__SHORT TASK__. Find the word "screenshot" in the data. Return every line where it appears.

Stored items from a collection
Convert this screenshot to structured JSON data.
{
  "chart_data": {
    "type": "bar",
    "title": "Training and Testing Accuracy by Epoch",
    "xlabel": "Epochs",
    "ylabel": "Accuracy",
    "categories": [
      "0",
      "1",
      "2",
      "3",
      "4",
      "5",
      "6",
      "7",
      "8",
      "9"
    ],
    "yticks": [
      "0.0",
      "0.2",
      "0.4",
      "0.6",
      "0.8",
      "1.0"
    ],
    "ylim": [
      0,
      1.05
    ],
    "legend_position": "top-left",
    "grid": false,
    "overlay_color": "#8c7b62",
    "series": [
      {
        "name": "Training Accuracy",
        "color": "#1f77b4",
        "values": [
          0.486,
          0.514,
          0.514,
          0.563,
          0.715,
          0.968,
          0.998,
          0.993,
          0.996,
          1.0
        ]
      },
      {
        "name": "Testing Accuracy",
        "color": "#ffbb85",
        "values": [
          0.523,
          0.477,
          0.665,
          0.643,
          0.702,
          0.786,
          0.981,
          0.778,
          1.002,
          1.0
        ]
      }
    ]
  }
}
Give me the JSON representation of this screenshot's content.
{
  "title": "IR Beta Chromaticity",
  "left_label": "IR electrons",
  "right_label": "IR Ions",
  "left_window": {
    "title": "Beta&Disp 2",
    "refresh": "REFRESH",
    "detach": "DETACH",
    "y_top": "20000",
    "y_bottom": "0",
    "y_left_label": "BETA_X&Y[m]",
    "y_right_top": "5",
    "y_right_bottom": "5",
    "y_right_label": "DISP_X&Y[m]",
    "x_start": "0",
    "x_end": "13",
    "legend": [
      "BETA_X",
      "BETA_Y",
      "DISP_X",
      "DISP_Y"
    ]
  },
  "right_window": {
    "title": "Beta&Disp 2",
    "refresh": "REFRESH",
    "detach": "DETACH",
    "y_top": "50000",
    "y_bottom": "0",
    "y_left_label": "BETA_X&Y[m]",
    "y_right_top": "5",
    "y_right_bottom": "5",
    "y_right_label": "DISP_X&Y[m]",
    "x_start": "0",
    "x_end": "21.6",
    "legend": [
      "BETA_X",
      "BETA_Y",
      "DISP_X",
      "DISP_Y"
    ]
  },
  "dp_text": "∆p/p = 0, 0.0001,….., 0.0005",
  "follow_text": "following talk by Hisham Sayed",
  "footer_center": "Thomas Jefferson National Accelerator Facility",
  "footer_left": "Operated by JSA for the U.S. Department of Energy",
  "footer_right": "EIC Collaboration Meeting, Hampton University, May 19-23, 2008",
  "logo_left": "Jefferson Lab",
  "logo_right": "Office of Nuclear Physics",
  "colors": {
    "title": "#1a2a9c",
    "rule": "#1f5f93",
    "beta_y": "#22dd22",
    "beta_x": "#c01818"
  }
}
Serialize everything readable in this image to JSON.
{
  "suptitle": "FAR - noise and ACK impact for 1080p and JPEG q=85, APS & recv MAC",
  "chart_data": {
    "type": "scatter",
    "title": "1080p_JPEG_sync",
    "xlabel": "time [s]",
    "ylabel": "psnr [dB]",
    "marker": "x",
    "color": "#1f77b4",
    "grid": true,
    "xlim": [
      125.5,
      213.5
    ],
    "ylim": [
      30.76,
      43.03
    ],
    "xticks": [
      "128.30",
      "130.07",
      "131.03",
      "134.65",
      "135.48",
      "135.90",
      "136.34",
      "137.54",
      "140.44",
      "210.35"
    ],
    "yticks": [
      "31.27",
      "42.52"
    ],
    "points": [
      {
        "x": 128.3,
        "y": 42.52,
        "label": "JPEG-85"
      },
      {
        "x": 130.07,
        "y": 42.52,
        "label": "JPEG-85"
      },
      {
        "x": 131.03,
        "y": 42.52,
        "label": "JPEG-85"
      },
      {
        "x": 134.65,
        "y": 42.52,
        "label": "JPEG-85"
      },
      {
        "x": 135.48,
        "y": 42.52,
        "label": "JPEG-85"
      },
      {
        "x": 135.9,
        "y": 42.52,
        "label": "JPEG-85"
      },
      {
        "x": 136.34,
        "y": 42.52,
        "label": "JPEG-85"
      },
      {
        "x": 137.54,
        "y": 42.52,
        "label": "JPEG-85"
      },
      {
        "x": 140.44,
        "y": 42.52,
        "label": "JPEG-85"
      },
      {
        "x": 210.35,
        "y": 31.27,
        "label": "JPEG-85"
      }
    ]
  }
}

__TASK OUTPUT__.
Convert this screenshot to structured JSON data.
Give me the JSON representation of this screenshot's content.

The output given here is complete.